§ Your task: For every line in the data below that contains "articoli", copy the line.

§ The input:

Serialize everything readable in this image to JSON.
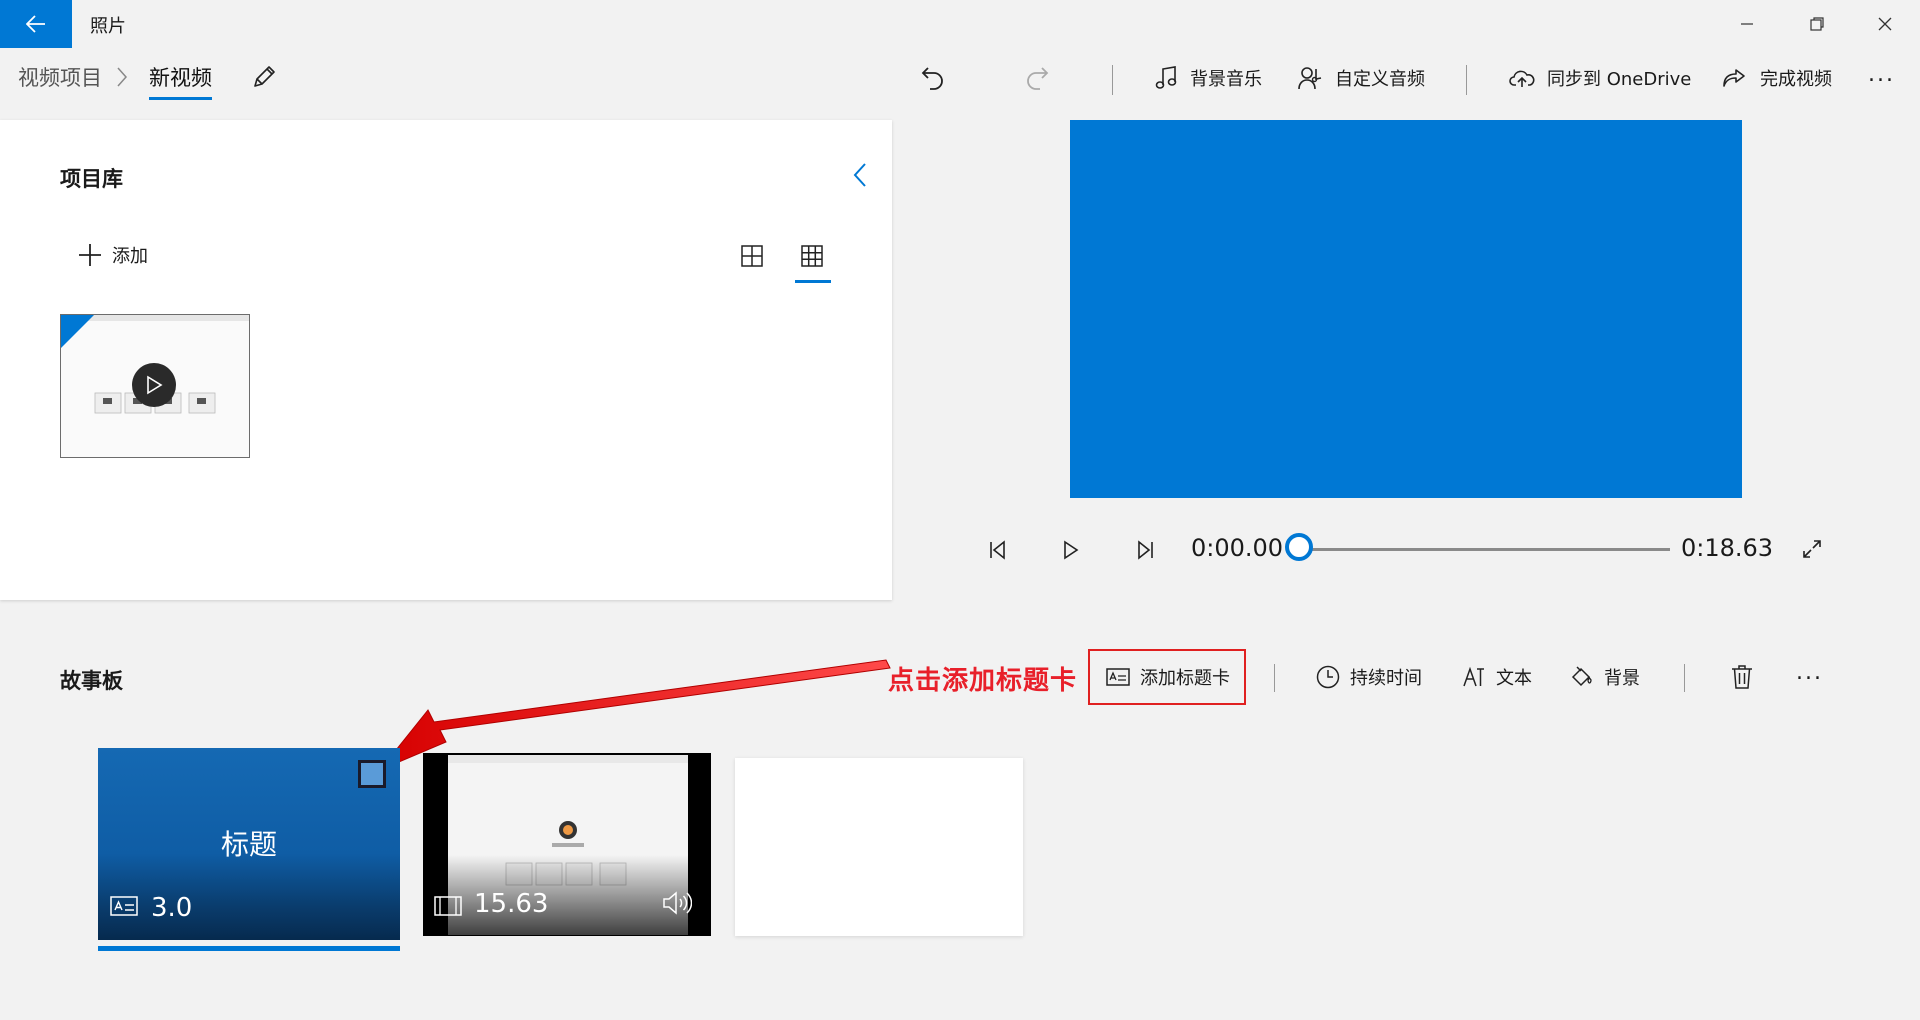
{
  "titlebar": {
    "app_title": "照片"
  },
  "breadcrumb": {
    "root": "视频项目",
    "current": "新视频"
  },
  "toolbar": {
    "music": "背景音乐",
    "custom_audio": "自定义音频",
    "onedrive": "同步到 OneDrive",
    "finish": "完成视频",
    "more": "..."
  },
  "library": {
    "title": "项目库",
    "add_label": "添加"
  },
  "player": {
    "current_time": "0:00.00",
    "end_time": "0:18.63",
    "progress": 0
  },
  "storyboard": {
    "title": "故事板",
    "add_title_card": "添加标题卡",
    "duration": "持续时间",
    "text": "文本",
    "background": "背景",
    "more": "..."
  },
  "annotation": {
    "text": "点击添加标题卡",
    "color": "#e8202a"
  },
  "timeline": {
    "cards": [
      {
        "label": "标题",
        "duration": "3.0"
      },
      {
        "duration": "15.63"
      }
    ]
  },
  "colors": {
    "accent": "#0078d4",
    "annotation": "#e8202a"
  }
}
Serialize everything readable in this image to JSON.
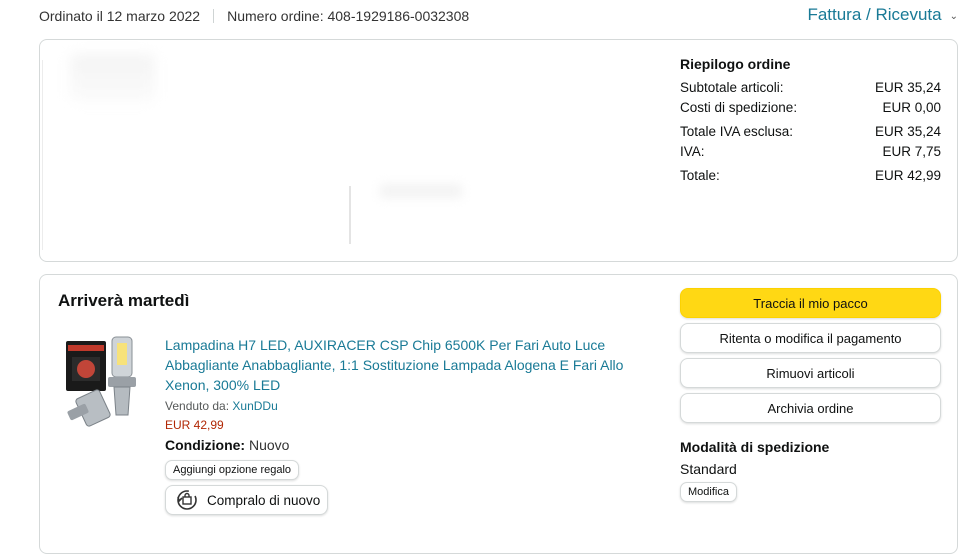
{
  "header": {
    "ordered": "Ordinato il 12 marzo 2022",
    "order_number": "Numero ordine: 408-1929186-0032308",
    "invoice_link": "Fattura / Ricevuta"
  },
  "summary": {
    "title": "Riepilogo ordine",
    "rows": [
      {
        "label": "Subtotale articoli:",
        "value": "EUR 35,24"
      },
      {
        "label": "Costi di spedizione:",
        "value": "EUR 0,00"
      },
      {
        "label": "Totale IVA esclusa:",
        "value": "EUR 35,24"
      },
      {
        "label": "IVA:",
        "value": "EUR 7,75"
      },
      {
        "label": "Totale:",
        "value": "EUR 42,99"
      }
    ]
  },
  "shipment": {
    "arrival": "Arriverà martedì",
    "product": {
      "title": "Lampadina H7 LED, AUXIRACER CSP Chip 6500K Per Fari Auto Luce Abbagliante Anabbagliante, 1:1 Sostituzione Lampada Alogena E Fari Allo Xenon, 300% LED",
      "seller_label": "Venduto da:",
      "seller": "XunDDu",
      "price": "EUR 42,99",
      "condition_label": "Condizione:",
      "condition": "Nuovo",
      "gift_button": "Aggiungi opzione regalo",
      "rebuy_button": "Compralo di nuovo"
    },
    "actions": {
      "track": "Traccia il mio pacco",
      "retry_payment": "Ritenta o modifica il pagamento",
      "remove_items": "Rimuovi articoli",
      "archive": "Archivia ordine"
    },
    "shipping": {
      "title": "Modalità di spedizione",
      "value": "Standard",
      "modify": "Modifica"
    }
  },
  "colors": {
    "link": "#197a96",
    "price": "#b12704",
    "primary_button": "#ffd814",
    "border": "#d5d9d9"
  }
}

---

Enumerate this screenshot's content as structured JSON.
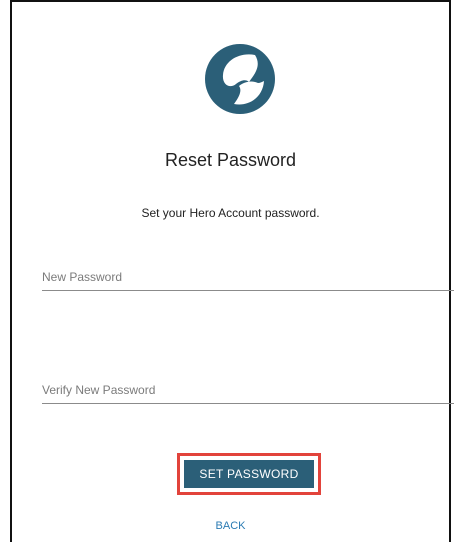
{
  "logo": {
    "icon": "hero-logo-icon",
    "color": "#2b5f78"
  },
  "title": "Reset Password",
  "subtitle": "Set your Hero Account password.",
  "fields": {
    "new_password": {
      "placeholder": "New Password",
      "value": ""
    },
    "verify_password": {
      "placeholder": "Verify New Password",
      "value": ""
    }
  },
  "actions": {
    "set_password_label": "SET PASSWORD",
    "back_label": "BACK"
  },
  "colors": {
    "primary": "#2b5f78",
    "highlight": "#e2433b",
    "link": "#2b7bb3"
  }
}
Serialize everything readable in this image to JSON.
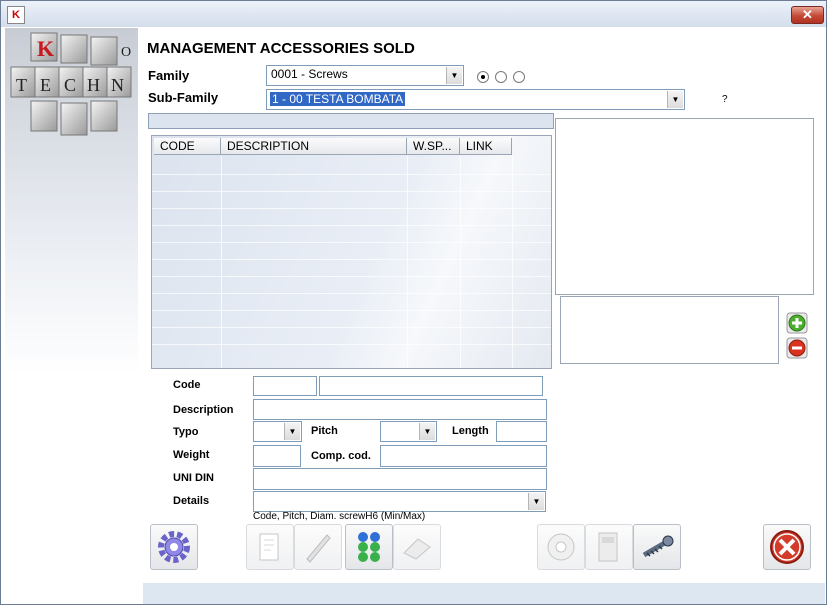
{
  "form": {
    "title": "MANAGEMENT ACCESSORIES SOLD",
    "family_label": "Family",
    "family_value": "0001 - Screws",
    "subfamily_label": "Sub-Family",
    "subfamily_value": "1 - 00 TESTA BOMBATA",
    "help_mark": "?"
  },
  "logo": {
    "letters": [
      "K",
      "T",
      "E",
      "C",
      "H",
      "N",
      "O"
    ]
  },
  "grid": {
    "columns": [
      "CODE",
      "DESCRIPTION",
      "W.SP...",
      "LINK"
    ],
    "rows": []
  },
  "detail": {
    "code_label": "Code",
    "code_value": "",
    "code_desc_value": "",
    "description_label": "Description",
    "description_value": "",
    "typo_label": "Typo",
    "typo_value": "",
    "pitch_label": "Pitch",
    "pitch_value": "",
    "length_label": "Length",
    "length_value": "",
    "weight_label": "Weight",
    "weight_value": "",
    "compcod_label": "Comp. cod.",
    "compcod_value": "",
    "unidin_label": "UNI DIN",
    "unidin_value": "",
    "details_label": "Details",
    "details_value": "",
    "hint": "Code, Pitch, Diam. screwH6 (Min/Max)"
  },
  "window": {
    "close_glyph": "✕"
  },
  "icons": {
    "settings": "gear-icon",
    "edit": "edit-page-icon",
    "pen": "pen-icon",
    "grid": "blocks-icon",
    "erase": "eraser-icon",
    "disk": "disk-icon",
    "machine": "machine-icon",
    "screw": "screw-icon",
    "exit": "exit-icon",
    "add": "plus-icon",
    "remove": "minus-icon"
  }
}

§ Final answer:
        "label": "Subtotale articoli:",
      "remove_items": "Rimuovi articoli",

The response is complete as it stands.